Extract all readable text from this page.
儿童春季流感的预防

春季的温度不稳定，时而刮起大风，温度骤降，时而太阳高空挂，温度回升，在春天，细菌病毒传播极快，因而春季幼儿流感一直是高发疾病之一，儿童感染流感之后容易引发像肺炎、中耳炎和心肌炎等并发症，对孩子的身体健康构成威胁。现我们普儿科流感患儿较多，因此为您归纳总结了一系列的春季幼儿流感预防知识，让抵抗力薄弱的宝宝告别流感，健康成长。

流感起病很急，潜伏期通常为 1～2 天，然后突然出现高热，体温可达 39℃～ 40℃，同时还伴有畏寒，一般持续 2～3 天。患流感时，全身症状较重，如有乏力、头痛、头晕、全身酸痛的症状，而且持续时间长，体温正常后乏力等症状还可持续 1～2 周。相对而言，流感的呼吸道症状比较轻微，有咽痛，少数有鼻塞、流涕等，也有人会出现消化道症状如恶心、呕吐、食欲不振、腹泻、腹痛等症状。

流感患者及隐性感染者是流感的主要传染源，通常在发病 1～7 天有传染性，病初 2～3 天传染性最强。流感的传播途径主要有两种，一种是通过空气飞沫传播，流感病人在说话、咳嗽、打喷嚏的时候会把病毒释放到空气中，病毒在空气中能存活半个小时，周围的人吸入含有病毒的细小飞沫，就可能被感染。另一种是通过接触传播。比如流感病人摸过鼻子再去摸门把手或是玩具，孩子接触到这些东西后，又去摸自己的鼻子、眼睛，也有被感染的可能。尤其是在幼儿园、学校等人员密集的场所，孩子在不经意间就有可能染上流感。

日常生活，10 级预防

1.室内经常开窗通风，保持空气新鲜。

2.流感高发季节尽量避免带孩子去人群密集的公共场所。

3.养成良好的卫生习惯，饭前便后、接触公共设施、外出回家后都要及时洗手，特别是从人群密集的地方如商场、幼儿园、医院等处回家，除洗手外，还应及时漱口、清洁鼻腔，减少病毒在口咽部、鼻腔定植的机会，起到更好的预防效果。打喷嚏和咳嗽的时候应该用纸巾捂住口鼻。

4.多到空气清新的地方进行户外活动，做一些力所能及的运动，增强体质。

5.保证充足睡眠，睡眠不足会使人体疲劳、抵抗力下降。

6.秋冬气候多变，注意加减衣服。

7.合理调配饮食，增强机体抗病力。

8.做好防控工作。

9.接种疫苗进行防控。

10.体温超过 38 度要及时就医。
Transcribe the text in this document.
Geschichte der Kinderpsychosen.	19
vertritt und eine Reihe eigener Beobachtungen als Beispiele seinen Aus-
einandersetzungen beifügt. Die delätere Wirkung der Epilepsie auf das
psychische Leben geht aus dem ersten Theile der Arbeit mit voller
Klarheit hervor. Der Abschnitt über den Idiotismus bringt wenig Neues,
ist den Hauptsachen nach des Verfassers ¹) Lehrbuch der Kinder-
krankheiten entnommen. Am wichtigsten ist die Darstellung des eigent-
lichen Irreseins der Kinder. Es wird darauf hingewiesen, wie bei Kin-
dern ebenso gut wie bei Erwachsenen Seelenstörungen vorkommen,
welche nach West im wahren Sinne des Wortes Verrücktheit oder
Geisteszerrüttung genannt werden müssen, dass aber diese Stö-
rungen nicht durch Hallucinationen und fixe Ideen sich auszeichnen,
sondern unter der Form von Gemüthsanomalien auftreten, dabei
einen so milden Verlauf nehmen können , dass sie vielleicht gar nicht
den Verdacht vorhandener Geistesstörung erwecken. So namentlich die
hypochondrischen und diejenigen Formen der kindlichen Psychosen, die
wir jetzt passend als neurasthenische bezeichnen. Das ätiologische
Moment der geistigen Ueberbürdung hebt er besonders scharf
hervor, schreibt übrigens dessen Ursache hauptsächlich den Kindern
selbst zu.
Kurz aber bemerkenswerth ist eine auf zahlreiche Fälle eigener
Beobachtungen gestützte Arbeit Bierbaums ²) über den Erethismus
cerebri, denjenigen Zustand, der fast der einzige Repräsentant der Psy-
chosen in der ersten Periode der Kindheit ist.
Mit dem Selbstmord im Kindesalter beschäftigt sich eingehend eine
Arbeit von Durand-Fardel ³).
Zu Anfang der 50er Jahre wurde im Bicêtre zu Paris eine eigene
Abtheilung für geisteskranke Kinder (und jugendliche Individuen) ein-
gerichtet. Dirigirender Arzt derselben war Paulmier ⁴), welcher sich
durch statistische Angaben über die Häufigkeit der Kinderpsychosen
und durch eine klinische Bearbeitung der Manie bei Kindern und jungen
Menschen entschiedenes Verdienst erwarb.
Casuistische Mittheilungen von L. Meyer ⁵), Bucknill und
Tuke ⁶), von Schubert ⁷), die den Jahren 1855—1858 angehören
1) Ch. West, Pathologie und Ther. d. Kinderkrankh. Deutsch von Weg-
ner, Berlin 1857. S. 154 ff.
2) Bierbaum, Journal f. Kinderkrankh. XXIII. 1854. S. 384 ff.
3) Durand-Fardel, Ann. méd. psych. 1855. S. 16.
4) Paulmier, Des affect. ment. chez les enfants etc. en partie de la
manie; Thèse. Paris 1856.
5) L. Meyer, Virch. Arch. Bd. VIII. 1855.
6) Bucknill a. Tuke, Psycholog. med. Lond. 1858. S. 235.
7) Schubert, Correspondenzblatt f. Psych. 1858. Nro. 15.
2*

▸ WHAT IS REQUIRED
Extract the complete listing verbatim.

▸ FINISHED ANSWER
Extract all readable text from this page.
儿童春季流感的预防

春季的温度不稳定，时而刮起大风，温度骤降，时而太阳高空挂，温度回升，在春天，细菌病毒传播极快，因而春季幼儿流感一直是高发疾病之一，儿童感染流感之后容易引发像肺炎、中耳炎和心肌炎等并发症，对孩子的身体健康构成威胁。现我们普儿科流感患儿较多，因此为您归纳总结了一系列的春季幼儿流感预防知识，让抵抗力薄弱的宝宝告别流感，健康成长。

流感起病很急，潜伏期通常为 1～2 天，然后突然出现高热，体温可达 39℃～ 40℃，同时还伴有畏寒，一般持续 2～3 天。患流感时，全身症状较重，如有乏力、头痛、头晕、全身酸痛的症状，而且持续时间长，体温正常后乏力等症状还可持续 1～2 周。相对而言，流感的呼吸道症状比较轻微，有咽痛，少数有鼻塞、流涕等，也有人会出现消化道症状如恶心、呕吐、食欲不振、腹泻、腹痛等症状。

流感患者及隐性感染者是流感的主要传染源，通常在发病 1～7 天有传染性，病初 2～3 天传染性最强。流感的传播途径主要有两种，一种是通过空气飞沫传播，流感病人在说话、咳嗽、打喷嚏的时候会把病毒释放到空气中，病毒在空气中能存活半个小时，周围的人吸入含有病毒的细小飞沫，就可能被感染。另一种是通过接触传播。比如流感病人摸过鼻子再去摸门把手或是玩具，孩子接触到这些东西后，又去摸自己的鼻子、眼睛，也有被感染的可能。尤其是在幼儿园、学校等人员密集的场所，孩子在不经意间就有可能染上流感。

日常生活，10 级预防

1.室内经常开窗通风，保持空气新鲜。

2.流感高发季节尽量避免带孩子去人群密集的公共场所。

3.养成良好的卫生习惯，饭前便后、接触公共设施、外出回家后都要及时洗手，特别是从人群密集的地方如商场、幼儿园、医院等处回家，除洗手外，还应及时漱口、清洁鼻腔，减少病毒在口咽部、鼻腔定植的机会，起到更好的预防效果。打喷嚏和咳嗽的时候应该用纸巾捂住口鼻。

4.多到空气清新的地方进行户外活动，做一些力所能及的运动，增强体质。

5.保证充足睡眠，睡眠不足会使人体疲劳、抵抗力下降。

6.秋冬气候多变，注意加减衣服。

7.合理调配饮食，增强机体抗病力。

8.做好防控工作。

9.接种疫苗进行防控。

10.体温超过 38 度要及时就医。
Transcribe the text in this document.
Geschichte der Kinderpsychosen.	19
vertritt und eine Reihe eigener Beobachtungen als Beispiele seinen Aus-
einandersetzungen beifügt. Die delätere Wirkung der Epilepsie auf das
psychische Leben geht aus dem ersten Theile der Arbeit mit voller
Klarheit hervor. Der Abschnitt über den Idiotismus bringt wenig Neues,
ist den Hauptsachen nach des Verfassers ¹) Lehrbuch der Kinder-
krankheiten entnommen. Am wichtigsten ist die Darstellung des eigent-
lichen Irreseins der Kinder. Es wird darauf hingewiesen, wie bei Kin-
dern ebenso gut wie bei Erwachsenen Seelenstörungen vorkommen,
welche nach West im wahren Sinne des Wortes Verrücktheit oder
Geisteszerrüttung genannt werden müssen, dass aber diese Stö-
rungen nicht durch Hallucinationen und fixe Ideen sich auszeichnen,
sondern unter der Form von Gemüthsanomalien auftreten, dabei
einen so milden Verlauf nehmen können , dass sie vielleicht gar nicht
den Verdacht vorhandener Geistesstörung erwecken. So namentlich die
hypochondrischen und diejenigen Formen der kindlichen Psychosen, die
wir jetzt passend als neurasthenische bezeichnen. Das ätiologische
Moment der geistigen Ueberbürdung hebt er besonders scharf
hervor, schreibt übrigens dessen Ursache hauptsächlich den Kindern
selbst zu.
Kurz aber bemerkenswerth ist eine auf zahlreiche Fälle eigener
Beobachtungen gestützte Arbeit Bierbaums ²) über den Erethismus
cerebri, denjenigen Zustand, der fast der einzige Repräsentant der Psy-
chosen in der ersten Periode der Kindheit ist.
Mit dem Selbstmord im Kindesalter beschäftigt sich eingehend eine
Arbeit von Durand-Fardel ³).
Zu Anfang der 50er Jahre wurde im Bicêtre zu Paris eine eigene
Abtheilung für geisteskranke Kinder (und jugendliche Individuen) ein-
gerichtet. Dirigirender Arzt derselben war Paulmier ⁴), welcher sich
durch statistische Angaben über die Häufigkeit der Kinderpsychosen
und durch eine klinische Bearbeitung der Manie bei Kindern und jungen
Menschen entschiedenes Verdienst erwarb.
Casuistische Mittheilungen von L. Meyer ⁵), Bucknill und
Tuke ⁶), von Schubert ⁷), die den Jahren 1855—1858 angehören
1) Ch. West, Pathologie und Ther. d. Kinderkrankh. Deutsch von Weg-
ner, Berlin 1857. S. 154 ff.
2) Bierbaum, Journal f. Kinderkrankh. XXIII. 1854. S. 384 ff.
3) Durand-Fardel, Ann. méd. psych. 1855. S. 16.
4) Paulmier, Des affect. ment. chez les enfants etc. en partie de la
manie; Thèse. Paris 1856.
5) L. Meyer, Virch. Arch. Bd. VIII. 1855.
6) Bucknill a. Tuke, Psycholog. med. Lond. 1858. S. 235.
7) Schubert, Correspondenzblatt f. Psych. 1858. Nro. 15.
2*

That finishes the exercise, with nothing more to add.